Directive:
All material below is to be reproduced exactly.

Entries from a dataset
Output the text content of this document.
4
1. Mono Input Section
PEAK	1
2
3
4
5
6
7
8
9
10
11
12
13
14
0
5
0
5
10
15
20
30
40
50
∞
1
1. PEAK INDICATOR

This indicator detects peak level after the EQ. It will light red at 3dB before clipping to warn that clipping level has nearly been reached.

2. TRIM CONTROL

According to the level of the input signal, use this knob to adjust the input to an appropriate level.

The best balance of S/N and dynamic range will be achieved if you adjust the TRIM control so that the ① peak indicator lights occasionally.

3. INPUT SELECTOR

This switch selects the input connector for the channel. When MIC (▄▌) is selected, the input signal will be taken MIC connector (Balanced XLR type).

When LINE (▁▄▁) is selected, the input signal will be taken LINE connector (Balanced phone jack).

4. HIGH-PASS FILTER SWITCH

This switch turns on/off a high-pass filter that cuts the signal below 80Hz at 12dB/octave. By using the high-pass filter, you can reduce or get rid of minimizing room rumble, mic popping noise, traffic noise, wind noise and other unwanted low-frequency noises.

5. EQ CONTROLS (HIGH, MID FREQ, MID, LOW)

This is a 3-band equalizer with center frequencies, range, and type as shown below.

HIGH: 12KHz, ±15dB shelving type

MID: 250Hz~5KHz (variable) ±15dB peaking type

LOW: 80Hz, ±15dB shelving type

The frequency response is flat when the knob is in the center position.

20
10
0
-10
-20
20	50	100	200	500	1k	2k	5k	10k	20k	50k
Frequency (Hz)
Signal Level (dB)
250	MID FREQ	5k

The output:
Output the text content of this document.
4
1. Mono Input Section
PEAK	1
2
3
4
5
6
7
8
9
10
11
12
13
14
0
5
0
5
10
15
20
30
40
50
∞
1
1. PEAK INDICATOR

This indicator detects peak level after the EQ. It will light red at 3dB before clipping to warn that clipping level has nearly been reached.

2. TRIM CONTROL

According to the level of the input signal, use this knob to adjust the input to an appropriate level.

The best balance of S/N and dynamic range will be achieved if you adjust the TRIM control so that the ① peak indicator lights occasionally.

3. INPUT SELECTOR

This switch selects the input connector for the channel. When MIC (▄▌) is selected, the input signal will be taken MIC connector (Balanced XLR type).

When LINE (▁▄▁) is selected, the input signal will be taken LINE connector (Balanced phone jack).

4. HIGH-PASS FILTER SWITCH

This switch turns on/off a high-pass filter that cuts the signal below 80Hz at 12dB/octave. By using the high-pass filter, you can reduce or get rid of minimizing room rumble, mic popping noise, traffic noise, wind noise and other unwanted low-frequency noises.

5. EQ CONTROLS (HIGH, MID FREQ, MID, LOW)

This is a 3-band equalizer with center frequencies, range, and type as shown below.

HIGH: 12KHz, ±15dB shelving type

MID: 250Hz~5KHz (variable) ±15dB peaking type

LOW: 80Hz, ±15dB shelving type

The frequency response is flat when the knob is in the center position.

20
10
0
-10
-20
20	50	100	200	500	1k	2k	5k	10k	20k	50k
Frequency (Hz)
Signal Level (dB)
250	MID FREQ	5k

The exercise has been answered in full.